> EXERCISE GOAL: Across all the lines below, how many contain the string "document"? Please reply with the number only.

## Begin

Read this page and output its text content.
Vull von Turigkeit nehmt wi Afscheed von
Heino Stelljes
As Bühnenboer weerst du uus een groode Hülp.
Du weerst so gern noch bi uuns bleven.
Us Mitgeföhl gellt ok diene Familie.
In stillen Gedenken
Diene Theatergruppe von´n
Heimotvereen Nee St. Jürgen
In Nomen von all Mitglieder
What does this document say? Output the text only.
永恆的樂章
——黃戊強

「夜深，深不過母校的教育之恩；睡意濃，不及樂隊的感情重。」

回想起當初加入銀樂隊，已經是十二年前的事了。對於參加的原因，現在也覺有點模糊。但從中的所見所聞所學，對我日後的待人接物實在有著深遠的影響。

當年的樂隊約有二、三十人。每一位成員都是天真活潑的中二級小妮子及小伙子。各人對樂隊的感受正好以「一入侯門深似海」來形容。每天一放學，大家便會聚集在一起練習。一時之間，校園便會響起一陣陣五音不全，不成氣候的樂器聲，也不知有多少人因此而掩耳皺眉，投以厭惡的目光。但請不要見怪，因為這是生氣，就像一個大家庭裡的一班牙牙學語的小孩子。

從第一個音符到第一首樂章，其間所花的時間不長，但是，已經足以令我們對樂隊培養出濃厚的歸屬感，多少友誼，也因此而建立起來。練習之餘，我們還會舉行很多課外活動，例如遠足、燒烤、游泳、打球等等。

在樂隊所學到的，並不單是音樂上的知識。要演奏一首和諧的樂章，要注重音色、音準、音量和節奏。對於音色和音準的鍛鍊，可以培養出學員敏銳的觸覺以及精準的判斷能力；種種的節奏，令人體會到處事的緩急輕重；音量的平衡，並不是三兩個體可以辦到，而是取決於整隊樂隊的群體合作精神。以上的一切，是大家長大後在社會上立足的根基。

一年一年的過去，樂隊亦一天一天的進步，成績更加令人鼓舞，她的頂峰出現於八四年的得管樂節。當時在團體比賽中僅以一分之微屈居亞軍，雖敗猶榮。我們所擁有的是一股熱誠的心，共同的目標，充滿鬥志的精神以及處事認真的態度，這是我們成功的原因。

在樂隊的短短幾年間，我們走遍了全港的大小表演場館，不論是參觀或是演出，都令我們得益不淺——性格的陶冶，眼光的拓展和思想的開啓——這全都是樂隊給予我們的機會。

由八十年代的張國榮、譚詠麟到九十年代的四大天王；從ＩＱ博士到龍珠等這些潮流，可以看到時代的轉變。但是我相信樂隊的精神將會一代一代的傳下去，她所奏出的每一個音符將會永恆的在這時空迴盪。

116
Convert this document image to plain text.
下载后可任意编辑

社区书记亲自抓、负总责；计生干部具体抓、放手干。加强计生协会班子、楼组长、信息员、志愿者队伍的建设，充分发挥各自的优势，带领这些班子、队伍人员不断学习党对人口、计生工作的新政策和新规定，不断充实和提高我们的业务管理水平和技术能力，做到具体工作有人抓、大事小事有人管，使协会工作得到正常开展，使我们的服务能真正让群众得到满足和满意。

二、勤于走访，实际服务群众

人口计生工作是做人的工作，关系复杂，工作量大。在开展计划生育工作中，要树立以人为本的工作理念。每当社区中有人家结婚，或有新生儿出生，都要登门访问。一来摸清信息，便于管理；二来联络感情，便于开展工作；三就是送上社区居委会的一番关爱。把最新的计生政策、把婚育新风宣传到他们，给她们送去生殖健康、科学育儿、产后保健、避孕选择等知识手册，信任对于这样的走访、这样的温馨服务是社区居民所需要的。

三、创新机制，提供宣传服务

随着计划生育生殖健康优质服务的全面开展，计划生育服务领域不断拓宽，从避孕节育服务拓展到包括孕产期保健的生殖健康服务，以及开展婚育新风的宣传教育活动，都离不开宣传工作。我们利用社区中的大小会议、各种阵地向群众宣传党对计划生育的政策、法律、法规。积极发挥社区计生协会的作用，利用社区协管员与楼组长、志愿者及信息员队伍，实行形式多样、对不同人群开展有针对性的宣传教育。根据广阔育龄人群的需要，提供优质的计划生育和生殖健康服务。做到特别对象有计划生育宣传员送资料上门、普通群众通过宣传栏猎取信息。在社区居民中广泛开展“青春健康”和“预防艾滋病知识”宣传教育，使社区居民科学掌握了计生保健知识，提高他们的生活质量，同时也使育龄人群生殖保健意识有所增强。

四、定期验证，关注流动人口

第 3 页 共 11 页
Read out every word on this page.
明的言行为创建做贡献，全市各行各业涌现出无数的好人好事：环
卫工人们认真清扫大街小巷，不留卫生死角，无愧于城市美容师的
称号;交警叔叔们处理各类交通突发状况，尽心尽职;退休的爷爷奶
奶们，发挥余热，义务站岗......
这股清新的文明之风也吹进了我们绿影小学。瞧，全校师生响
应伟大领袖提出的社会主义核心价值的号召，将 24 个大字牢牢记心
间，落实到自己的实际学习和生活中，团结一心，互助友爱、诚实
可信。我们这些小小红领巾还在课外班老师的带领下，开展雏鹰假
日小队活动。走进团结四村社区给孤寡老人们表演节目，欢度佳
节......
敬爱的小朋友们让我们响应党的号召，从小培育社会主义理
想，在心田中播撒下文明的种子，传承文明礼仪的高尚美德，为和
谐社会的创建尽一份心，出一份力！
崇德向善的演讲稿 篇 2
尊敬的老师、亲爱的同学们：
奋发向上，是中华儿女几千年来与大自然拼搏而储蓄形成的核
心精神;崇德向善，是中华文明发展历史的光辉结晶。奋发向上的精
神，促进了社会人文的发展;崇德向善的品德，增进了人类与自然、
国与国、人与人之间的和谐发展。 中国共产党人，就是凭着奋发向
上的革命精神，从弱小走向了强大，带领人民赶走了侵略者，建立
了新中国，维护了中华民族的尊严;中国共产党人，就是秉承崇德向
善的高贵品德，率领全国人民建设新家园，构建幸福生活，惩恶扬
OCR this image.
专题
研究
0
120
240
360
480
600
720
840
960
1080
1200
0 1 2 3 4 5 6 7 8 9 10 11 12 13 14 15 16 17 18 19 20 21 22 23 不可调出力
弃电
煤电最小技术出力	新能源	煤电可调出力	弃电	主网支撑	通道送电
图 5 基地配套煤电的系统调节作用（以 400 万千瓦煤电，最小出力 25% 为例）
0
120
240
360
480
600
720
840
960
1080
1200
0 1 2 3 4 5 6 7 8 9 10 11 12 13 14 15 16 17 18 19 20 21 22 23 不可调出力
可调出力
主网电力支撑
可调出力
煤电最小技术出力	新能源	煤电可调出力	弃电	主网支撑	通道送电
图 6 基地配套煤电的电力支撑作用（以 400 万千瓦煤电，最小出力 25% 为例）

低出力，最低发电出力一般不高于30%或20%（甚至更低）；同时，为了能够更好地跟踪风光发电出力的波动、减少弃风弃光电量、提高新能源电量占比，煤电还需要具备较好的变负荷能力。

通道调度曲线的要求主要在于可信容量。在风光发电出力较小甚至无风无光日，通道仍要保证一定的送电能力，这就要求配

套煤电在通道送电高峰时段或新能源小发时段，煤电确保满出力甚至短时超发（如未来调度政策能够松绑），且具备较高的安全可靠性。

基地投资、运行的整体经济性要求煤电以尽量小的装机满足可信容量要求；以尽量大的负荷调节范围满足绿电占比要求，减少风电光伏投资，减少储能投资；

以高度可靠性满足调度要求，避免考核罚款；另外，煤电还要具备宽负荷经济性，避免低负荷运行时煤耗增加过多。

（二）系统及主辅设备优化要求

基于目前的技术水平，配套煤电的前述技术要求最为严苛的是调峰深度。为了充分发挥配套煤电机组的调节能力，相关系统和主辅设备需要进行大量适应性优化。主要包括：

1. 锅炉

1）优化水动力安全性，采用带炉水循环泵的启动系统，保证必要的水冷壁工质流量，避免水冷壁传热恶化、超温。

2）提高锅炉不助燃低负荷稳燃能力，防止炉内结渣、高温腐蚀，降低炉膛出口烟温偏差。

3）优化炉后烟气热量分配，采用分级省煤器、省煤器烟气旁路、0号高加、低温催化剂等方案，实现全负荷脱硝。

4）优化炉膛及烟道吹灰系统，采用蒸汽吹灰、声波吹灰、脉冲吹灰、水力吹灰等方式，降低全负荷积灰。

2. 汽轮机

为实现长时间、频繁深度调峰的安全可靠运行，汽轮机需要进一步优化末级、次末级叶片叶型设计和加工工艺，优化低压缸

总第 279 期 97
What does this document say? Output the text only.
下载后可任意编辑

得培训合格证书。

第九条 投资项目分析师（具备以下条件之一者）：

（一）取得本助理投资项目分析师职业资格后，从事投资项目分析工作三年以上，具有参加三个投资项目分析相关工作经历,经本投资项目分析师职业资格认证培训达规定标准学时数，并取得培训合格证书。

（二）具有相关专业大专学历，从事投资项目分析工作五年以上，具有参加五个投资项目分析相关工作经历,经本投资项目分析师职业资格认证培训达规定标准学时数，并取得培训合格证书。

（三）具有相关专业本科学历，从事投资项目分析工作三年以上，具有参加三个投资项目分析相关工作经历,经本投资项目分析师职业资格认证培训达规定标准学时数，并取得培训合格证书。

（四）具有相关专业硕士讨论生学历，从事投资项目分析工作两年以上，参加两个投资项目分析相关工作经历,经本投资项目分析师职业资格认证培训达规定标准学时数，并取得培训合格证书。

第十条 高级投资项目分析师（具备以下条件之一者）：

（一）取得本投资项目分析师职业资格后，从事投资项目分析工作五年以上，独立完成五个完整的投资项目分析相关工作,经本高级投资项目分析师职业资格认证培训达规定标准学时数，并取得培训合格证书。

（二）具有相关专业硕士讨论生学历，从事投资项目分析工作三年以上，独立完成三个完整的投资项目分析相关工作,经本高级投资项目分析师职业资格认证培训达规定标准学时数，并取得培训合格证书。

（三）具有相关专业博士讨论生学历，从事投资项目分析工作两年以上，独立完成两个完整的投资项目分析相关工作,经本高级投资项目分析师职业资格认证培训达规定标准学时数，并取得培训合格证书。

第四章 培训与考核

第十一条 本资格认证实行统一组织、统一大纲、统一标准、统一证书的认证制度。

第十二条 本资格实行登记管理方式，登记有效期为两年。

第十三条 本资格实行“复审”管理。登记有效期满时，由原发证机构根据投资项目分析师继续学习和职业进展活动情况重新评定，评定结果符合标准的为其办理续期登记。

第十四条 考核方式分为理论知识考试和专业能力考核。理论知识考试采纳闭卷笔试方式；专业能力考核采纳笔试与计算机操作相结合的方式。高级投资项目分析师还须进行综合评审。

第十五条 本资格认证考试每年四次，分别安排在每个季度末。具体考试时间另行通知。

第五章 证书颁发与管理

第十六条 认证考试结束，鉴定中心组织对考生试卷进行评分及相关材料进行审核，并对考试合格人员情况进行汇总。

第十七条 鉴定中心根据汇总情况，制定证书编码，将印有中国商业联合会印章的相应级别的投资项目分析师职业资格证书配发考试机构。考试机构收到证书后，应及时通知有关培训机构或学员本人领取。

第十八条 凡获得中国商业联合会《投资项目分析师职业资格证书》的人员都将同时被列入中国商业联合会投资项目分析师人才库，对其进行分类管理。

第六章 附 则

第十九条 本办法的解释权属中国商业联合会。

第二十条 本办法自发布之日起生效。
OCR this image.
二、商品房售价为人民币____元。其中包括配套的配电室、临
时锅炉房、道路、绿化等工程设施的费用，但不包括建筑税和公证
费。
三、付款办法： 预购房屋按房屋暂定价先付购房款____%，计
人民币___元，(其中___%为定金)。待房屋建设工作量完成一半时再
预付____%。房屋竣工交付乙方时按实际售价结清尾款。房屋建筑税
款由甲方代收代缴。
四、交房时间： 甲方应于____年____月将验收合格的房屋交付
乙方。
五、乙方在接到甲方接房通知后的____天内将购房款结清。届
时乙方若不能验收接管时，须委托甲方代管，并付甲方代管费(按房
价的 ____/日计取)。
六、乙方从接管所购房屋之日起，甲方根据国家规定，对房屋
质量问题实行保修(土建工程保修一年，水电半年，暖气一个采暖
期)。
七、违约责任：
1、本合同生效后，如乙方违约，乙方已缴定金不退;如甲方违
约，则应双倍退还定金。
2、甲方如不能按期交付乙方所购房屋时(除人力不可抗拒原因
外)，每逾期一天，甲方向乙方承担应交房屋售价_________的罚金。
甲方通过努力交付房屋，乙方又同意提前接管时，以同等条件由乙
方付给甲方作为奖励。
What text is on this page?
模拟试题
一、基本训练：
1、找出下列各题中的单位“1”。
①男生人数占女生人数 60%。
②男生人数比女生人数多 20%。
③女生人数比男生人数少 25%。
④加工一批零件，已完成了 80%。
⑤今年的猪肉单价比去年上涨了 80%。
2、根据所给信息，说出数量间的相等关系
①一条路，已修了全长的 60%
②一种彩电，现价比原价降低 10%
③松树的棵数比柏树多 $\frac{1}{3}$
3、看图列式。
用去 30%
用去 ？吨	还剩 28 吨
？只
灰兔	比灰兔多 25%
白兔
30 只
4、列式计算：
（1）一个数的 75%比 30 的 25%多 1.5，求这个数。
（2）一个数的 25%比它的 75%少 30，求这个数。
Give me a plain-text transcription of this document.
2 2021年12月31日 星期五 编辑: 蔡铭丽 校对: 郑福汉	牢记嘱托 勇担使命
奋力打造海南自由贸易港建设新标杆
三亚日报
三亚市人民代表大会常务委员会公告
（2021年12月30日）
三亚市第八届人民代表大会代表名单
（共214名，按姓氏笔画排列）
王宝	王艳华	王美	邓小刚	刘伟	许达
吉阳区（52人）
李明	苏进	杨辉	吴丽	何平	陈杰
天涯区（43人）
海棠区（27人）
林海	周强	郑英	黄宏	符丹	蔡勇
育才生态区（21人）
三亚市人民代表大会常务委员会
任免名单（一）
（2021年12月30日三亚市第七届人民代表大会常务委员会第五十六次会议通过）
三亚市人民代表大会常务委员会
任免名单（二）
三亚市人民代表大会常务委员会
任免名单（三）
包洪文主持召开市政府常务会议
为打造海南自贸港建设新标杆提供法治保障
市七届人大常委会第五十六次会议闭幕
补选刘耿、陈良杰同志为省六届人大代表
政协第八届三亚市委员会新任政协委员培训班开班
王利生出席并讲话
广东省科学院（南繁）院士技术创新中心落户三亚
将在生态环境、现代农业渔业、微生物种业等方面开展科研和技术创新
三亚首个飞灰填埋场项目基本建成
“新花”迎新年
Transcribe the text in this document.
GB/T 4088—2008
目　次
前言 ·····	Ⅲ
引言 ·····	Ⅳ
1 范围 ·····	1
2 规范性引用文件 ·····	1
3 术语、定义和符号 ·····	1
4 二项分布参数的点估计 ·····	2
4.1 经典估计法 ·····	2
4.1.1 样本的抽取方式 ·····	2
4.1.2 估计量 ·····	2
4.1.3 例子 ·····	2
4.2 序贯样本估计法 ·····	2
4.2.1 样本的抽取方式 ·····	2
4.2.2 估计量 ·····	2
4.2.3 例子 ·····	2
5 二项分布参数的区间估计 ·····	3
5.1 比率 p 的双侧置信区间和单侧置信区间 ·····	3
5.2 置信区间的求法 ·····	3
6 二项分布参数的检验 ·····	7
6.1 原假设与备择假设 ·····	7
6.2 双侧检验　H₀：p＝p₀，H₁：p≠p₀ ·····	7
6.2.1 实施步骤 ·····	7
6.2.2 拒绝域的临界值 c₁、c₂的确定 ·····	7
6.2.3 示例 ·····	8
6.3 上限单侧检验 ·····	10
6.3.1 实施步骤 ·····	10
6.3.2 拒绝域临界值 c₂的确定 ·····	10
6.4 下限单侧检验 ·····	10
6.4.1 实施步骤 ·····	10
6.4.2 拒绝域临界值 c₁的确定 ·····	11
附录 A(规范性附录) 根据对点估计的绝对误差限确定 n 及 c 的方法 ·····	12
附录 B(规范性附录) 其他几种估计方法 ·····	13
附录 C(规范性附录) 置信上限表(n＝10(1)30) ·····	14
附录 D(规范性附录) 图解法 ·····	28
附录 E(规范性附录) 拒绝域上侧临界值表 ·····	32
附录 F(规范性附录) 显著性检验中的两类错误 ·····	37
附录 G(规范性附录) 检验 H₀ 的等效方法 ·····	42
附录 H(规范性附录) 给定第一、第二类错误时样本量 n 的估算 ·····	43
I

## End

> THE OUTPUT: 5